_SET EXERCISE:_ Can you write out all the lines word for word, with no pictures?

* Start EXCERPTED DATA *

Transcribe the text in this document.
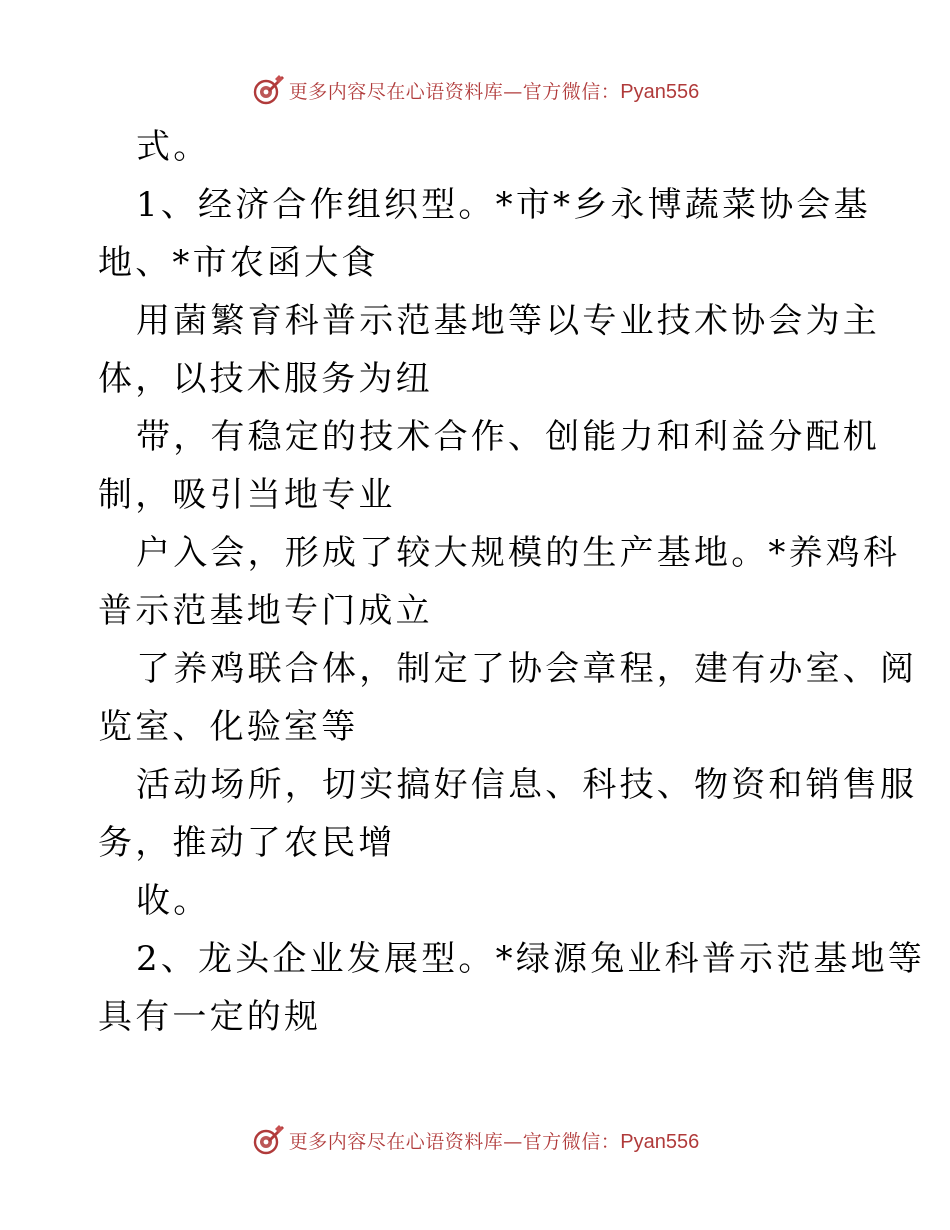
更多内容尽在心语资料库—官方微信：Pyan556
式。
1、经济合作组织型。*市*乡永博蔬菜协会基
地、*市农函大食
用菌繁育科普示范基地等以专业技术协会为主
体，以技术服务为纽
带，有稳定的技术合作、创能力和利益分配机
制，吸引当地专业
户入会，形成了较大规模的生产基地。*养鸡科
普示范基地专门成立
了养鸡联合体，制定了协会章程，建有办室、阅
览室、化验室等
活动场所，切实搞好信息、科技、物资和销售服
务，推动了农民增
收。
2、龙头企业发展型。*绿源兔业科普示范基地等
具有一定的规
更多内容尽在心语资料库—官方微信：Pyan556
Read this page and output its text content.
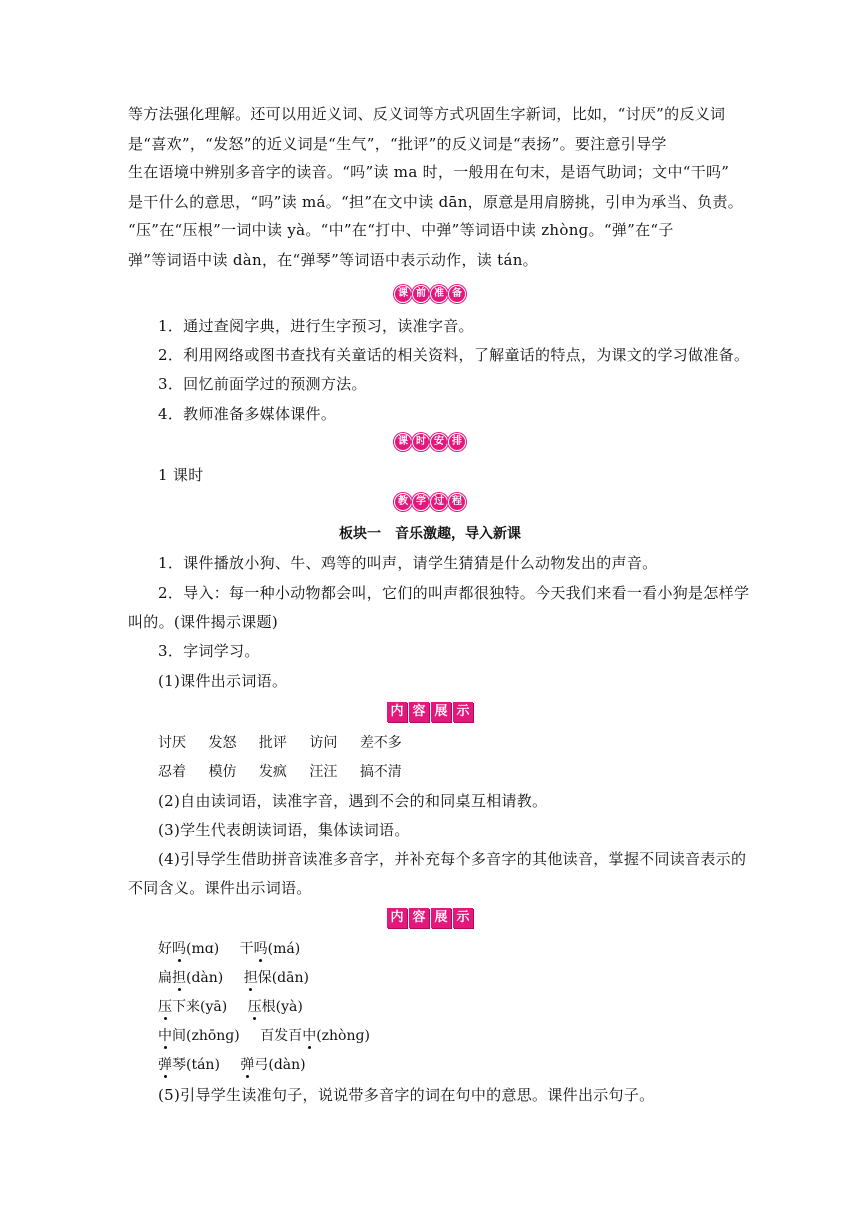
等方法强化理解。还可以用近义词、反义词等方式巩固生字新词，比如，“讨厌”的反义词
是“喜欢”，“发怒”的近义词是“生气”，“批评”的反义词是“表扬”。要注意引导学
生在语境中辨别多音字的读音。“吗”读 ma 时，一般用在句末，是语气助词；文中“干吗”
是干什么的意思，“吗”读 má。“担”在文中读 dān，原意是用肩膀挑，引申为承当、负责。
“压”在“压根”一词中读 yà。“中”在“打中、中弹”等词语中读 zhònɡ。“弹”在“子
弹”等词语中读 dàn，在“弹琴”等词语中表示动作，读 tán。
课 前 准 备
1．通过查阅字典，进行生字预习，读准字音。
2．利用网络或图书查找有关童话的相关资料，了解童话的特点，为课文的学习做准备。
3．回忆前面学过的预测方法。
4．教师准备多媒体课件。
课 时 安 排
1 课时
教 学 过 程
板块一　音乐激趣，导入新课
1．课件播放小狗、牛、鸡等的叫声，请学生猜猜是什么动物发出的声音。
2．导入：每一种小动物都会叫，它们的叫声都很独特。今天我们来看一看小狗是怎样学
叫的。(课件揭示课题)
3．字词学习。
(1)课件出示词语。
内 容 展 示
讨厌 发怒 批评 访问 差不多
忍着 模仿 发疯 汪汪 搞不清
(2)自由读词语，读准字音，遇到不会的和同桌互相请教。
(3)学生代表朗读词语，集体读词语。
(4)引导学生借助拼音读准多音字，并补充每个多音字的其他读音，掌握不同读音表示的
不同含义。课件出示词语。
内 容 展 示
好吗(mɑ) 干吗(má)
扁担(dàn) 担保(dān)
压下来(yā) 压根(yà)
中间(zhōnɡ) 百发百中(zhònɡ)
弹琴(tán) 弹弓(dàn)
(5)引导学生读准句子，说说带多音字的词在句中的意思。课件出示句子。
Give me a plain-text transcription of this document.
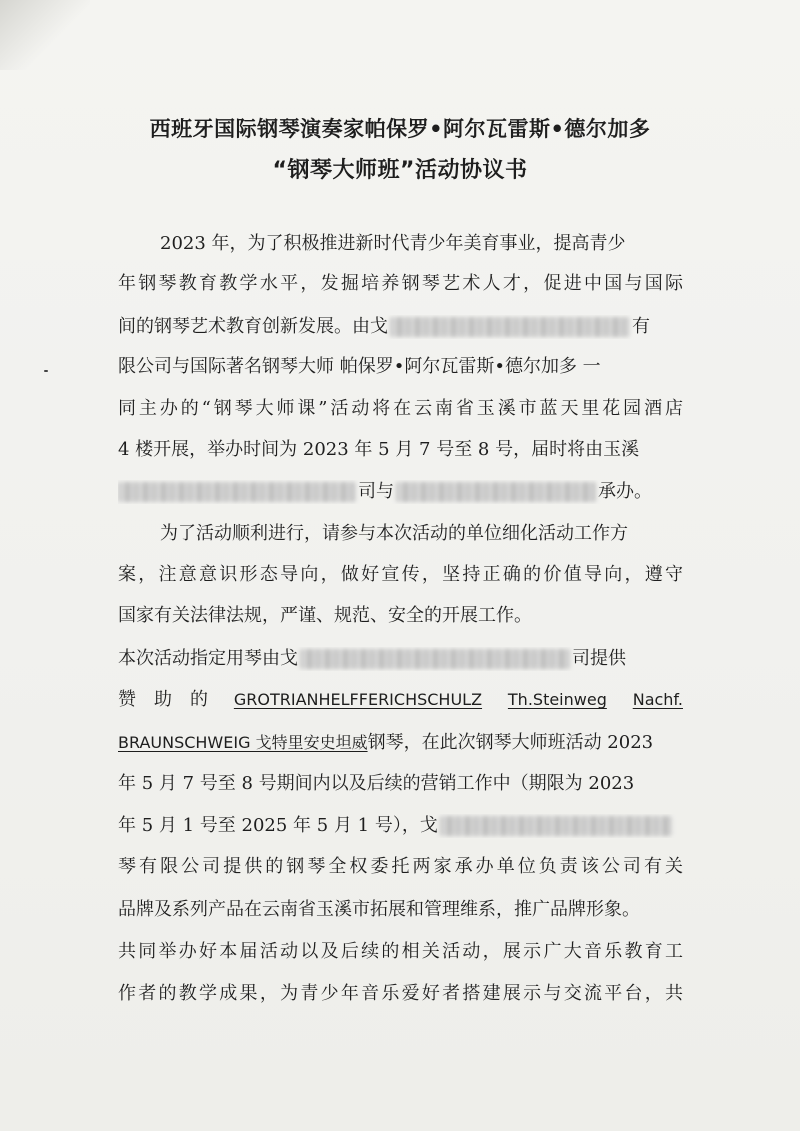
西班牙国际钢琴演奏家帕保罗•阿尔瓦雷斯•德尔加多
“钢琴大师班”活动协议书
2023 年，为了积极推进新时代青少年美育事业，提高青少
年钢琴教育教学水平，发掘培养钢琴艺术人才，促进中国与国际
间的钢琴艺术教育创新发展。由戈	有
限公司与国际著名钢琴大师 帕保罗•阿尔瓦雷斯•德尔加多 一
同主办的“钢琴大师课”活动将在云南省玉溪市蓝天里花园酒店
4 楼开展，举办时间为 2023 年 5 月 7 号至 8 号，届时将由玉溪
司与	承办。
为了活动顺利进行，请参与本次活动的单位细化活动工作方
案，注意意识形态导向，做好宣传，坚持正确的价值导向，遵守
国家有关法律法规，严谨、规范、安全的开展工作。
本次活动指定用琴由戈	司提供
赞　助　的 GROTRIANHELFFERICHSCHULZ Th.Steinweg Nachf.
BRAUNSCHWEIG 戈特里安史坦威钢琴，在此次钢琴大师班活动 2023
年 5 月 7 号至 8 号期间内以及后续的营销工作中（期限为 2023
年 5 月 1 号至 2025 年 5 月 1 号），戈
琴有限公司提供的钢琴全权委托两家承办单位负责该公司有关
品牌及系列产品在云南省玉溪市拓展和管理维系，推广品牌形象。
共同举办好本届活动以及后续的相关活动，展示广大音乐教育工
作者的教学成果，为青少年音乐爱好者搭建展示与交流平台，共
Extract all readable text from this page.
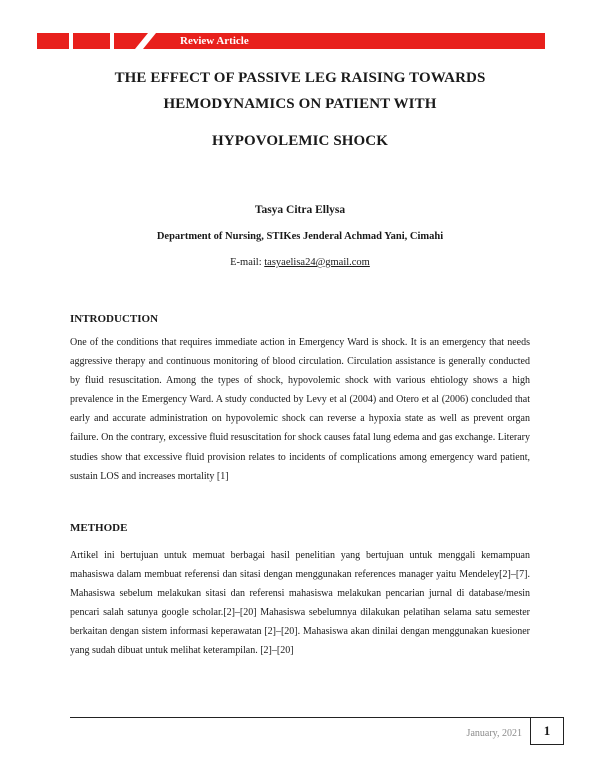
Review Article
THE EFFECT OF PASSIVE LEG RAISING TOWARDS
HEMODYNAMICS ON PATIENT WITH
HYPOVOLEMIC SHOCK
Tasya Citra Ellysa
Department of Nursing, STIKes Jenderal Achmad Yani, Cimahi
E-mail: tasyaelisa24@gmail.com
INTRODUCTION

One of the conditions that requires immediate action in Emergency Ward is shock. It is an emergency that needs aggressive therapy and continuous monitoring of blood circulation. Circulation assistance is generally conducted by fluid resuscitation. Among the types of shock, hypovolemic shock with various ehtiology shows a high prevalence in the Emergency Ward. A study conducted by Levy et al (2004) and Otero et al (2006) concluded that early and accurate administration on hypovolemic shock can reverse a hypoxia state as well as prevent organ failure. On the contrary, excessive fluid resuscitation for shock causes fatal lung edema and gas exchange. Literary studies show that excessive fluid provision relates to incidents of complications among emergency ward patient, sustain LOS and increases mortality [1]

METHODE

Artikel ini bertujuan untuk memuat berbagai hasil penelitian yang bertujuan untuk menggali kemampuan mahasiswa dalam membuat referensi dan sitasi dengan menggunakan references manager yaitu Mendeley[2]–[7]. Mahasiswa sebelum melakukan sitasi dan referensi mahasiswa melakukan pencarian jurnal di database/mesin pencari salah satunya google scholar.[2]–[20] Mahasiswa sebelumnya dilakukan pelatihan selama satu semester berkaitan dengan sistem informasi keperawatan [2]–[20]. Mahasiswa akan dinilai dengan menggunakan kuesioner yang sudah dibuat untuk melihat keterampilan. [2]–[20]

January, 2021	1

* End EXCERPTED DATA *

_RESPONSE:_
Transcribe the text in this document.
更多内容尽在心语资料库—官方微信：Pyan556
式。
1、经济合作组织型。*市*乡永博蔬菜协会基
地、*市农函大食
用菌繁育科普示范基地等以专业技术协会为主
体，以技术服务为纽
带，有稳定的技术合作、创能力和利益分配机
制，吸引当地专业
户入会，形成了较大规模的生产基地。*养鸡科
普示范基地专门成立
了养鸡联合体，制定了协会章程，建有办室、阅
览室、化验室等
活动场所，切实搞好信息、科技、物资和销售服
务，推动了农民增
收。
2、龙头企业发展型。*绿源兔业科普示范基地等
具有一定的规
更多内容尽在心语资料库—官方微信：Pyan556
Read this page and output its text content.
等方法强化理解。还可以用近义词、反义词等方式巩固生字新词，比如，“讨厌”的反义词
是“喜欢”，“发怒”的近义词是“生气”，“批评”的反义词是“表扬”。要注意引导学
生在语境中辨别多音字的读音。“吗”读 ma 时，一般用在句末，是语气助词；文中“干吗”
是干什么的意思，“吗”读 má。“担”在文中读 dān，原意是用肩膀挑，引申为承当、负责。
“压”在“压根”一词中读 yà。“中”在“打中、中弹”等词语中读 zhònɡ。“弹”在“子
弹”等词语中读 dàn，在“弹琴”等词语中表示动作，读 tán。
课 前 准 备
1．通过查阅字典，进行生字预习，读准字音。
2．利用网络或图书查找有关童话的相关资料，了解童话的特点，为课文的学习做准备。
3．回忆前面学过的预测方法。
4．教师准备多媒体课件。
课 时 安 排
1 课时
教 学 过 程
板块一　音乐激趣，导入新课
1．课件播放小狗、牛、鸡等的叫声，请学生猜猜是什么动物发出的声音。
2．导入：每一种小动物都会叫，它们的叫声都很独特。今天我们来看一看小狗是怎样学
叫的。(课件揭示课题)
3．字词学习。
(1)课件出示词语。
内 容 展 示
讨厌 发怒 批评 访问 差不多
忍着 模仿 发疯 汪汪 搞不清
(2)自由读词语，读准字音，遇到不会的和同桌互相请教。
(3)学生代表朗读词语，集体读词语。
(4)引导学生借助拼音读准多音字，并补充每个多音字的其他读音，掌握不同读音表示的
不同含义。课件出示词语。
内 容 展 示
好吗(mɑ) 干吗(má)
扁担(dàn) 担保(dān)
压下来(yā) 压根(yà)
中间(zhōnɡ) 百发百中(zhònɡ)
弹琴(tán) 弹弓(dàn)
(5)引导学生读准句子，说说带多音字的词在句中的意思。课件出示句子。
Give me a plain-text transcription of this document.
西班牙国际钢琴演奏家帕保罗•阿尔瓦雷斯•德尔加多
“钢琴大师班”活动协议书
2023 年，为了积极推进新时代青少年美育事业，提高青少
年钢琴教育教学水平，发掘培养钢琴艺术人才，促进中国与国际
间的钢琴艺术教育创新发展。由戈	有
限公司与国际著名钢琴大师 帕保罗•阿尔瓦雷斯•德尔加多 一
同主办的“钢琴大师课”活动将在云南省玉溪市蓝天里花园酒店
4 楼开展，举办时间为 2023 年 5 月 7 号至 8 号，届时将由玉溪
司与	承办。
为了活动顺利进行，请参与本次活动的单位细化活动工作方
案，注意意识形态导向，做好宣传，坚持正确的价值导向，遵守
国家有关法律法规，严谨、规范、安全的开展工作。
本次活动指定用琴由戈	司提供
赞　助　的 GROTRIANHELFFERICHSCHULZ Th.Steinweg Nachf.
BRAUNSCHWEIG 戈特里安史坦威钢琴，在此次钢琴大师班活动 2023
年 5 月 7 号至 8 号期间内以及后续的营销工作中（期限为 2023
年 5 月 1 号至 2025 年 5 月 1 号），戈
琴有限公司提供的钢琴全权委托两家承办单位负责该公司有关
品牌及系列产品在云南省玉溪市拓展和管理维系，推广品牌形象。
共同举办好本届活动以及后续的相关活动，展示广大音乐教育工
作者的教学成果，为青少年音乐爱好者搭建展示与交流平台，共
Extract all readable text from this page.
Review Article
THE EFFECT OF PASSIVE LEG RAISING TOWARDS
HEMODYNAMICS ON PATIENT WITH
HYPOVOLEMIC SHOCK
Tasya Citra Ellysa
Department of Nursing, STIKes Jenderal Achmad Yani, Cimahi
E-mail: tasyaelisa24@gmail.com
INTRODUCTION

One of the conditions that requires immediate action in Emergency Ward is shock. It is an emergency that needs aggressive therapy and continuous monitoring of blood circulation. Circulation assistance is generally conducted by fluid resuscitation. Among the types of shock, hypovolemic shock with various ehtiology shows a high prevalence in the Emergency Ward. A study conducted by Levy et al (2004) and Otero et al (2006) concluded that early and accurate administration on hypovolemic shock can reverse a hypoxia state as well as prevent organ failure. On the contrary, excessive fluid resuscitation for shock causes fatal lung edema and gas exchange. Literary studies show that excessive fluid provision relates to incidents of complications among emergency ward patient, sustain LOS and increases mortality [1]

METHODE

Artikel ini bertujuan untuk memuat berbagai hasil penelitian yang bertujuan untuk menggali kemampuan mahasiswa dalam membuat referensi dan sitasi dengan menggunakan references manager yaitu Mendeley[2]–[7]. Mahasiswa sebelum melakukan sitasi dan referensi mahasiswa melakukan pencarian jurnal di database/mesin pencari salah satunya google scholar.[2]–[20] Mahasiswa sebelumnya dilakukan pelatihan selama satu semester berkaitan dengan sistem informasi keperawatan [2]–[20]. Mahasiswa akan dinilai dengan menggunakan kuesioner yang sudah dibuat untuk melihat keterampilan. [2]–[20]

January, 2021	1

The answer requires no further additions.